• _YOUR GOAL_
Report the number of lines containing "subtitle", with no other words.

= = = = =

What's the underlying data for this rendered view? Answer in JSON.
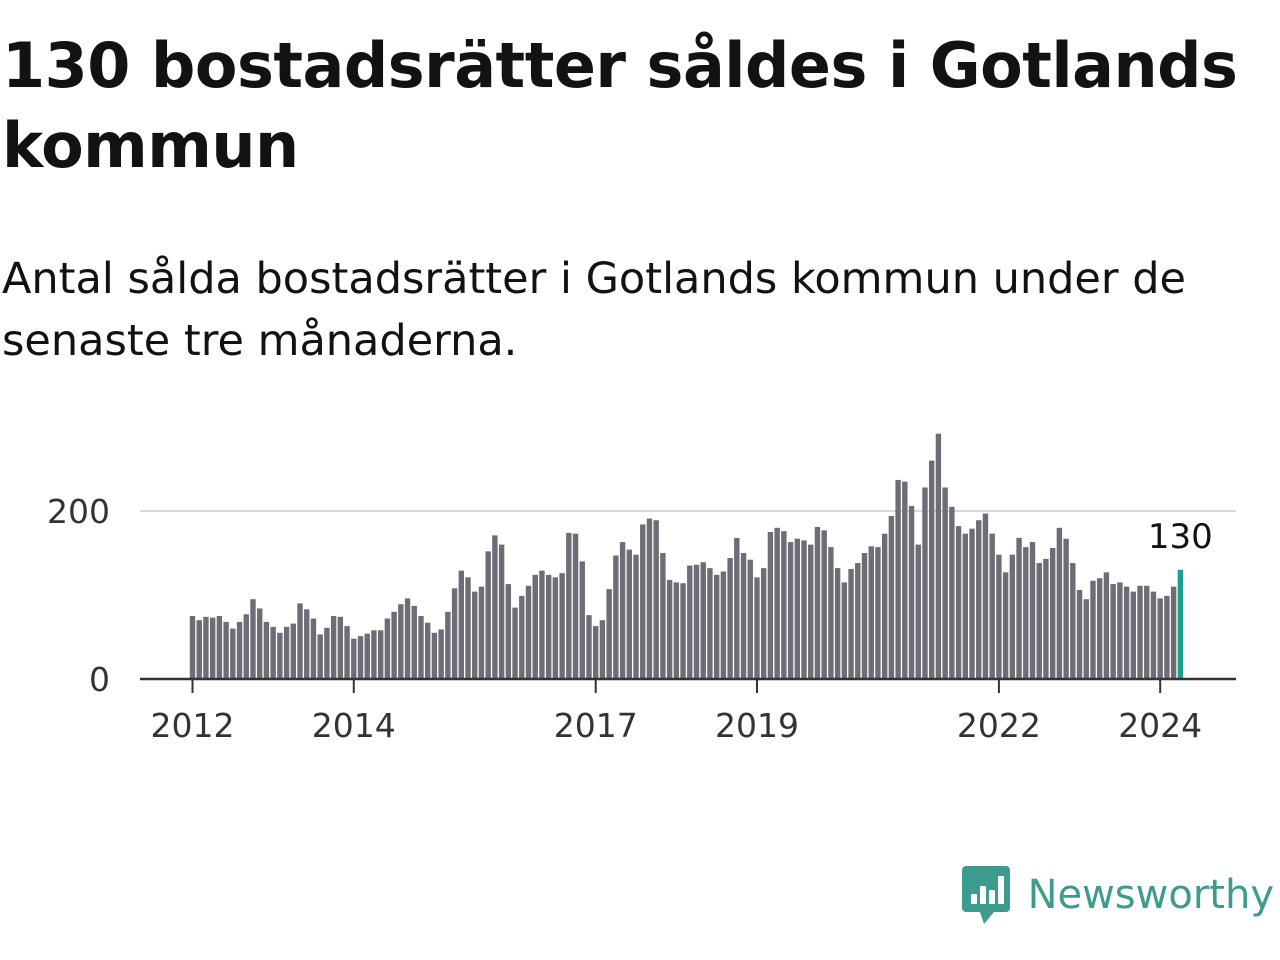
{
  "title": "130 bostadsrätter såldes i Gotlands kommun",
  "subtitle": "Antal sålda bostadsrätter i Gotlands kommun under de senaste tre månaderna.",
  "brand": {
    "name": "Newsworthy",
    "color": "#3d9c8d",
    "icon": "newsworthy-chart-bubble-icon"
  },
  "colors": {
    "bar": "#6e6d75",
    "highlight": "#1c9e8c",
    "grid": "#d9d9d9",
    "axis": "#333333"
  },
  "chart_data": {
    "type": "bar",
    "title": "130 bostadsrätter såldes i Gotlands kommun",
    "subtitle": "Antal sålda bostadsrätter i Gotlands kommun under de senaste tre månaderna.",
    "xlabel": "",
    "ylabel": "",
    "x_start": "2012-01",
    "x_step": "1 month",
    "ylim": [
      0,
      300
    ],
    "yticks": [
      0,
      200
    ],
    "xticks": [
      "2012",
      "2014",
      "2017",
      "2019",
      "2022",
      "2024"
    ],
    "grid": "horizontal",
    "legend": "none",
    "highlight_last": true,
    "annotations": [
      {
        "text": "130",
        "series_point": "last"
      }
    ],
    "values": [
      75,
      70,
      74,
      73,
      75,
      68,
      60,
      68,
      77,
      95,
      84,
      68,
      62,
      55,
      62,
      66,
      90,
      83,
      72,
      53,
      61,
      75,
      74,
      63,
      48,
      51,
      54,
      58,
      58,
      72,
      80,
      89,
      96,
      87,
      75,
      67,
      55,
      59,
      80,
      108,
      129,
      121,
      104,
      110,
      152,
      171,
      160,
      113,
      85,
      99,
      111,
      124,
      129,
      124,
      121,
      126,
      174,
      173,
      140,
      76,
      63,
      70,
      107,
      147,
      163,
      154,
      148,
      184,
      191,
      189,
      150,
      118,
      115,
      114,
      135,
      136,
      139,
      132,
      124,
      128,
      144,
      168,
      150,
      142,
      121,
      132,
      175,
      180,
      176,
      163,
      167,
      165,
      160,
      181,
      177,
      157,
      132,
      115,
      131,
      138,
      150,
      158,
      157,
      173,
      194,
      237,
      235,
      206,
      160,
      228,
      260,
      292,
      228,
      205,
      182,
      173,
      179,
      189,
      197,
      173,
      148,
      127,
      148,
      168,
      157,
      163,
      138,
      143,
      156,
      180,
      167,
      138,
      106,
      95,
      117,
      120,
      127,
      113,
      115,
      110,
      104,
      111,
      111,
      104,
      96,
      99,
      110,
      130
    ]
  }
}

= = = = =

• _REPLY TO THE EXERCISE_
2